WHAT IS EXPECTED
Rewrite every line of the records with "x-tick-label" changed to "x-axis-label" wherever it occurs and all other text kept the same. Leave the pictures out of your answer.

Collection entries
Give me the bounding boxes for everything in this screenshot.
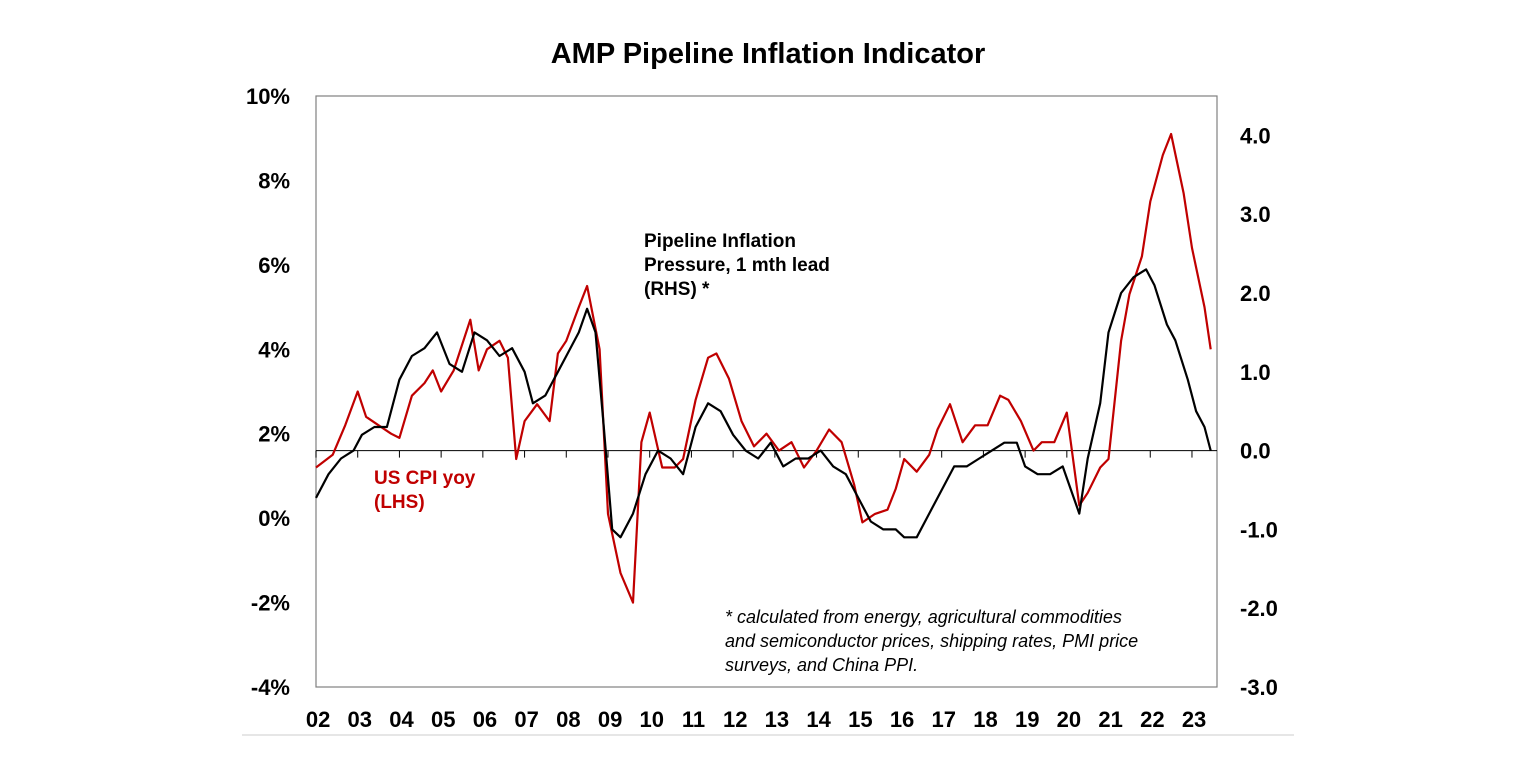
pipeline-series-label-line-3: (RHS) * [644,279,710,300]
right-axis-tick-label: -3.0 [1240,675,1278,700]
x-tick-label: 05 [431,707,455,732]
x-tick-label: 21 [1098,707,1122,732]
left-axis-tick-label: 4% [258,337,290,362]
right-axis-tick-label: 2.0 [1240,281,1271,306]
footnote-line-2: and semiconductor prices, shipping rates… [725,631,1138,651]
x-tick-label: 17 [932,707,956,732]
x-tick-label: 22 [1140,707,1164,732]
x-tick-label: 20 [1057,707,1081,732]
x-tick-label: 16 [890,707,914,732]
left-axis-tick-label: -2% [251,591,290,616]
left-axis-tick-label: 6% [258,253,290,278]
left-axis-tick-label: -4% [251,675,290,700]
cpi-series-label-line-2: (LHS) [374,492,425,513]
chart-title: AMP Pipeline Inflation Indicator [550,38,986,70]
pipeline-series-label-line-1: Pipeline Inflation [644,231,796,252]
right-axis-tick-label: 1.0 [1240,360,1271,385]
left-axis-tick-label: 10% [246,84,290,109]
x-tick-label: 18 [973,707,997,732]
x-tick-label: 11 [682,707,705,732]
x-tick-label: 10 [640,707,664,732]
right-axis-tick-label: 4.0 [1240,123,1271,148]
x-tick-label: 12 [723,707,747,732]
x-tick-label: 06 [473,707,497,732]
right-axis-tick-label: -1.0 [1240,517,1278,542]
x-tick-label: 19 [1015,707,1039,732]
x-tick-label: 04 [389,707,414,732]
cpi-series-label-line-1: US CPI yoy [374,468,476,489]
plot-area-frame [315,95,1218,688]
x-tick-label: 07 [514,707,538,732]
x-tick-label: 08 [556,707,580,732]
bottom-rule [242,734,1294,736]
footnote-line-1: * calculated from energy, agricultural c… [725,607,1122,627]
left-axis-tick-label: 8% [258,168,290,193]
x-tick-label: 15 [848,707,872,732]
x-tick-label: 14 [806,707,831,732]
us-cpi-yoy-line [315,132,1212,604]
x-tick-label: 09 [598,707,622,732]
pipeline-inflation-line [315,268,1212,539]
x-tick-label: 23 [1182,707,1206,732]
left-axis-tick-label: 2% [258,422,290,447]
footnote-line-3: surveys, and China PPI. [725,655,918,675]
right-axis-tick-label: -2.0 [1240,596,1278,621]
left-axis-tick-label: 0% [258,506,290,531]
x-tick-label: 13 [765,707,789,732]
pipeline-series-label-line-2: Pressure, 1 mth lead [644,255,830,276]
x-tick-label: 03 [348,707,372,732]
x-tick-label: 02 [306,707,330,732]
right-axis-tick-label: 0.0 [1240,439,1271,464]
right-axis-tick-label: 3.0 [1240,202,1271,227]
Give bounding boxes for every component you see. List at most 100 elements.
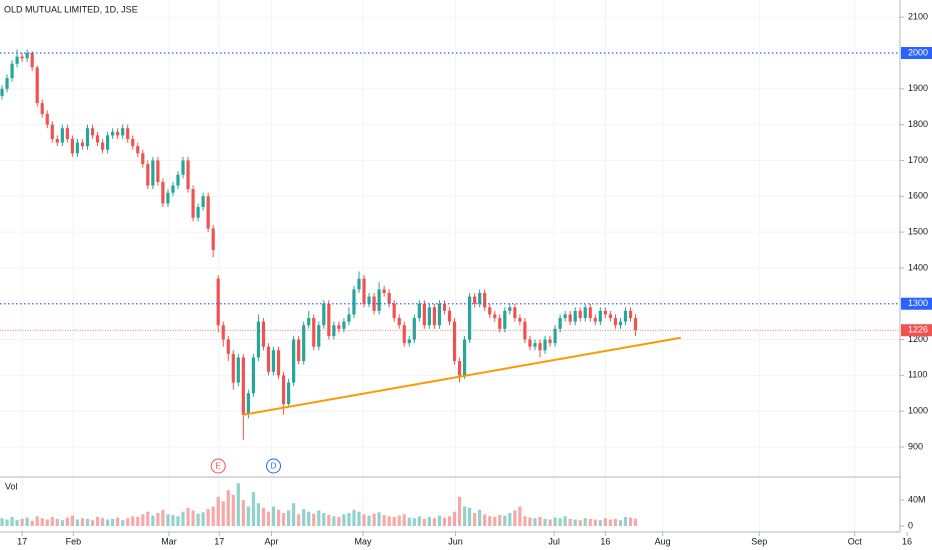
candle-body	[105, 135, 110, 150]
volume-bar	[50, 516, 54, 526]
candle-body	[146, 164, 150, 186]
volume-bar	[302, 509, 306, 526]
candle-body	[583, 307, 587, 319]
event-marker	[210, 458, 226, 474]
candle-body	[558, 318, 562, 329]
volume-bar	[141, 514, 145, 526]
volume-bar	[568, 518, 572, 526]
candle-body	[226, 339, 230, 354]
trendline	[243, 336, 681, 416]
candle-body	[322, 303, 326, 326]
volume-bar	[452, 511, 457, 526]
candle-body	[573, 310, 577, 322]
candle-body	[30, 53, 34, 68]
candle-body	[337, 325, 341, 329]
candle-body	[362, 278, 366, 304]
y-tick-label: 2100	[908, 12, 928, 22]
volume-bar	[543, 518, 547, 526]
volume-bar	[307, 511, 311, 526]
candle-body	[568, 314, 572, 322]
volume-bar	[171, 514, 175, 526]
volume-bar	[176, 516, 180, 526]
volume-bar	[186, 507, 190, 526]
volume-bar	[297, 514, 301, 526]
volume-bar	[432, 518, 437, 526]
candle-body	[498, 318, 502, 329]
volume-bar	[105, 519, 110, 526]
candle-body	[488, 307, 492, 315]
volume-bar	[598, 520, 602, 526]
candle-body	[483, 292, 487, 308]
volume-bar	[10, 516, 14, 526]
volume-bar	[322, 513, 326, 526]
candle-body	[553, 328, 557, 344]
volume-bar	[473, 513, 477, 526]
candle-body	[387, 292, 391, 304]
candle-body	[116, 131, 120, 136]
candle-body	[45, 113, 49, 125]
volume-bar	[45, 519, 49, 526]
candle-body	[372, 296, 376, 311]
x-tick-label: Sep	[751, 536, 767, 546]
level-label-box	[901, 47, 932, 60]
level-label-box	[901, 297, 932, 310]
candle-body	[191, 189, 195, 218]
volume-bar	[100, 518, 105, 526]
volume-bar	[593, 519, 597, 526]
candle-body	[151, 160, 155, 186]
candle-body	[347, 314, 351, 322]
candle-body	[342, 321, 346, 329]
volume-bar	[563, 516, 567, 526]
candle-body	[468, 296, 472, 340]
candle-body	[588, 307, 592, 319]
candle-body	[332, 325, 336, 336]
candle-body	[85, 128, 90, 147]
candle-body	[231, 353, 235, 383]
candle-body	[352, 289, 356, 315]
volume-bar	[468, 507, 472, 526]
candle-body	[327, 303, 331, 336]
candle-body	[0, 88, 4, 96]
candle-body	[427, 307, 431, 326]
candle-body	[75, 142, 80, 154]
volume-bar	[498, 514, 502, 526]
candle-body	[241, 357, 245, 415]
candle-body	[518, 318, 522, 322]
event-label: E	[216, 462, 221, 471]
y-tick-label: 1500	[908, 226, 928, 236]
volume-bar	[90, 520, 95, 526]
y-tick-label: 1600	[908, 191, 928, 201]
volume-bar	[457, 496, 462, 526]
candle-body	[156, 160, 160, 182]
candle-body	[407, 339, 411, 344]
y-tick-label: 1700	[908, 155, 928, 165]
volume-bar	[382, 514, 386, 526]
candle-body	[447, 310, 452, 322]
volume-bar	[276, 509, 281, 526]
volume-bar	[523, 516, 527, 526]
candle-body	[246, 393, 250, 415]
volume-bar	[292, 503, 296, 526]
volume-bar	[392, 516, 396, 526]
volume-bar	[422, 518, 426, 526]
volume-bar	[166, 514, 170, 526]
volume-bar	[231, 494, 235, 526]
x-tick-label: Mar	[161, 536, 177, 546]
candle-body	[397, 318, 401, 326]
candle-body	[276, 350, 281, 376]
candle-body	[538, 343, 542, 351]
candle-body	[307, 318, 311, 326]
last-price-label: 1226	[908, 325, 928, 335]
x-tick-label: 16	[600, 536, 610, 546]
volume-bar	[558, 518, 562, 526]
x-tick-label: Aug	[655, 536, 671, 546]
volume-bar	[533, 518, 537, 526]
candle-body	[281, 375, 286, 405]
volume-bar	[156, 513, 160, 526]
volume-bar	[317, 510, 321, 526]
y-tick-label: 1900	[908, 83, 928, 93]
volume-bar	[261, 507, 266, 526]
volume-bar	[362, 514, 366, 526]
candle-body	[508, 307, 512, 311]
last-price-box	[901, 324, 932, 337]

SOLUTION BELOW
Give me the bounding boxes for everything in this screenshot.
pipeline-series-label-line-3: (RHS) * [644,279,710,300]
right-axis-tick-label: -3.0 [1240,675,1278,700]
x-axis-label: 05 [431,707,455,732]
x-axis-label: 21 [1098,707,1122,732]
left-axis-tick-label: 4% [258,337,290,362]
right-axis-tick-label: 2.0 [1240,281,1271,306]
footnote-line-2: and semiconductor prices, shipping rates… [725,631,1138,651]
x-axis-label: 17 [932,707,956,732]
x-axis-label: 22 [1140,707,1164,732]
x-axis-label: 20 [1057,707,1081,732]
x-axis-label: 16 [890,707,914,732]
left-axis-tick-label: -2% [251,591,290,616]
left-axis-tick-label: 6% [258,253,290,278]
left-axis-tick-label: -4% [251,675,290,700]
cpi-series-label-line-2: (LHS) [374,492,425,513]
chart-title: AMP Pipeline Inflation Indicator [550,38,986,70]
pipeline-series-label-line-1: Pipeline Inflation [644,231,796,252]
right-axis-tick-label: 1.0 [1240,360,1271,385]
left-axis-tick-label: 10% [246,84,290,109]
x-axis-label: 18 [973,707,997,732]
x-axis-label: 11 [682,707,705,732]
x-axis-label: 10 [640,707,664,732]
right-axis-tick-label: 4.0 [1240,123,1271,148]
x-axis-label: 12 [723,707,747,732]
x-axis-label: 06 [473,707,497,732]
right-axis-tick-label: -1.0 [1240,517,1278,542]
x-axis-label: 19 [1015,707,1039,732]
x-axis-label: 04 [389,707,414,732]
cpi-series-label-line-1: US CPI yoy [374,468,476,489]
plot-area-frame [315,95,1218,688]
x-axis-label: 07 [514,707,538,732]
x-axis-label: 08 [556,707,580,732]
bottom-rule [242,734,1294,736]
footnote-line-1: * calculated from energy, agricultural c… [725,607,1122,627]
left-axis-tick-label: 8% [258,168,290,193]
x-axis-label: 15 [848,707,872,732]
x-axis-label: 14 [806,707,831,732]
us-cpi-yoy-line [315,132,1212,604]
x-axis-label: 09 [598,707,622,732]
pipeline-inflation-line [315,268,1212,539]
x-axis-label: 23 [1182,707,1206,732]
left-axis-tick-label: 2% [258,422,290,447]
footnote-line-3: surveys, and China PPI. [725,655,918,675]
right-axis-tick-label: -2.0 [1240,596,1278,621]
left-axis-tick-label: 0% [258,506,290,531]
x-axis-label: 13 [765,707,789,732]
pipeline-series-label-line-2: Pressure, 1 mth lead [644,255,830,276]
x-axis-label: 03 [348,707,372,732]
x-axis-label: 02 [306,707,330,732]
right-axis-tick-label: 0.0 [1240,439,1271,464]
right-axis-tick-label: 3.0 [1240,202,1271,227]
Give bounding boxes for every component you see. List at most 100 elements.
candle-body	[105, 135, 110, 150]
volume-bar	[50, 516, 54, 526]
candle-body	[146, 164, 150, 186]
volume-bar	[302, 509, 306, 526]
candle-body	[583, 307, 587, 319]
event-marker	[210, 458, 226, 474]
candle-body	[558, 318, 562, 329]
volume-bar	[141, 514, 145, 526]
volume-bar	[568, 518, 572, 526]
candle-body	[226, 339, 230, 354]
trendline	[243, 336, 681, 416]
candle-body	[322, 303, 326, 326]
volume-bar	[452, 511, 457, 526]
candle-body	[573, 310, 577, 322]
candle-body	[30, 53, 34, 68]
candle-body	[337, 325, 341, 329]
candle-body	[362, 278, 366, 304]
y-tick-label: 2100	[908, 12, 928, 22]
volume-bar	[543, 518, 547, 526]
volume-bar	[307, 511, 311, 526]
candle-body	[568, 314, 572, 322]
volume-bar	[171, 514, 175, 526]
volume-bar	[176, 516, 180, 526]
volume-bar	[186, 507, 190, 526]
volume-bar	[297, 514, 301, 526]
volume-bar	[432, 518, 437, 526]
candle-body	[498, 318, 502, 329]
volume-bar	[105, 519, 110, 526]
candle-body	[488, 307, 492, 315]
volume-bar	[598, 520, 602, 526]
candle-body	[483, 292, 487, 308]
volume-bar	[10, 516, 14, 526]
volume-bar	[322, 513, 326, 526]
candle-body	[553, 328, 557, 344]
volume-bar	[473, 513, 477, 526]
candle-body	[387, 292, 391, 304]
candle-body	[116, 131, 120, 136]
candle-body	[45, 113, 49, 125]
volume-bar	[45, 519, 49, 526]
candle-body	[372, 296, 376, 311]
x-axis-label: Sep	[751, 536, 767, 546]
level-label-box	[901, 47, 932, 60]
level-label-box	[901, 297, 932, 310]
candle-body	[191, 189, 195, 218]
volume-bar	[100, 518, 105, 526]
volume-bar	[593, 519, 597, 526]
candle-body	[151, 160, 155, 186]
candle-body	[347, 314, 351, 322]
candle-body	[342, 321, 346, 329]
volume-bar	[563, 516, 567, 526]
candle-body	[468, 296, 472, 340]
candle-body	[588, 307, 592, 319]
candle-body	[332, 325, 336, 336]
candle-body	[85, 128, 90, 147]
candle-body	[231, 353, 235, 383]
candle-body	[352, 289, 356, 315]
volume-bar	[468, 507, 472, 526]
candle-body	[327, 303, 331, 336]
candle-body	[0, 88, 4, 96]
candle-body	[427, 307, 431, 326]
candle-body	[75, 142, 80, 154]
volume-bar	[498, 514, 502, 526]
candle-body	[241, 357, 245, 415]
candle-body	[518, 318, 522, 322]
event-label: E	[216, 462, 221, 471]
y-tick-label: 1500	[908, 226, 928, 236]
volume-bar	[90, 520, 95, 526]
y-tick-label: 1600	[908, 191, 928, 201]
volume-bar	[457, 496, 462, 526]
candle-body	[156, 160, 160, 182]
candle-body	[407, 339, 411, 344]
y-tick-label: 1700	[908, 155, 928, 165]
volume-bar	[382, 514, 386, 526]
candle-body	[447, 310, 452, 322]
volume-bar	[276, 509, 281, 526]
volume-bar	[523, 516, 527, 526]
candle-body	[246, 393, 250, 415]
volume-bar	[292, 503, 296, 526]
volume-bar	[392, 516, 396, 526]
volume-bar	[422, 518, 426, 526]
volume-bar	[166, 514, 170, 526]
volume-bar	[231, 494, 235, 526]
x-axis-label: Mar	[161, 536, 177, 546]
candle-body	[397, 318, 401, 326]
candle-body	[276, 350, 281, 376]
candle-body	[538, 343, 542, 351]
candle-body	[307, 318, 311, 326]
last-price-label: 1226	[908, 325, 928, 335]
x-axis-label: 16	[600, 536, 610, 546]
volume-bar	[558, 518, 562, 526]
x-axis-label: Aug	[655, 536, 671, 546]
volume-bar	[533, 518, 537, 526]
candle-body	[281, 375, 286, 405]
volume-bar	[156, 513, 160, 526]
volume-bar	[317, 510, 321, 526]
y-tick-label: 1900	[908, 83, 928, 93]
volume-bar	[261, 507, 266, 526]
volume-bar	[362, 514, 366, 526]
candle-body	[508, 307, 512, 311]
last-price-box	[901, 324, 932, 337]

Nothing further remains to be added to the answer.